▶ [What the task requires]:
Copy out every line of the data exactly.

## BEGIN Given data

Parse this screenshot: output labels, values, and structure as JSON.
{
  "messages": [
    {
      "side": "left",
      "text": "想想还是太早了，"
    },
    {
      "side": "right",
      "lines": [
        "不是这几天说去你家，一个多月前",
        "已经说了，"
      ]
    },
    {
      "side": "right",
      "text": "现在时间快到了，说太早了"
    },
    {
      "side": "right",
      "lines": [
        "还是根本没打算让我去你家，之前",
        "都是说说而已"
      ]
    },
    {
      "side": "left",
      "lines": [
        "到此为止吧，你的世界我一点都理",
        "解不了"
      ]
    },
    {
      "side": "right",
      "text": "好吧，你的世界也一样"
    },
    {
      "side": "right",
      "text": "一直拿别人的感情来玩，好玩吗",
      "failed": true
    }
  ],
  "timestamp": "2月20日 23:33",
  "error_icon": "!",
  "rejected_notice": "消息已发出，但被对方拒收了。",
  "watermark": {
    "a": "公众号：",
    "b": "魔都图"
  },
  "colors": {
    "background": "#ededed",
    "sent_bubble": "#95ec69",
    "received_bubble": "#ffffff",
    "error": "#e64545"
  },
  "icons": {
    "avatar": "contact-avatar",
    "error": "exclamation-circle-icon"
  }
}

## END Given data

▶ [Completed task]:
Parse this screenshot: output labels, values, and structure as JSON.
{
  "messages": [
    {
      "side": "left",
      "text": "想想还是太早了，"
    },
    {
      "side": "right",
      "lines": [
        "不是这几天说去你家，一个多月前",
        "已经说了，"
      ]
    },
    {
      "side": "right",
      "text": "现在时间快到了，说太早了"
    },
    {
      "side": "right",
      "lines": [
        "还是根本没打算让我去你家，之前",
        "都是说说而已"
      ]
    },
    {
      "side": "left",
      "lines": [
        "到此为止吧，你的世界我一点都理",
        "解不了"
      ]
    },
    {
      "side": "right",
      "text": "好吧，你的世界也一样"
    },
    {
      "side": "right",
      "text": "一直拿别人的感情来玩，好玩吗",
      "failed": true
    }
  ],
  "timestamp": "2月20日 23:33",
  "error_icon": "!",
  "rejected_notice": "消息已发出，但被对方拒收了。",
  "watermark": {
    "a": "公众号：",
    "b": "魔都图"
  },
  "colors": {
    "background": "#ededed",
    "sent_bubble": "#95ec69",
    "received_bubble": "#ffffff",
    "error": "#e64545"
  },
  "icons": {
    "avatar": "contact-avatar",
    "error": "exclamation-circle-icon"
  }
}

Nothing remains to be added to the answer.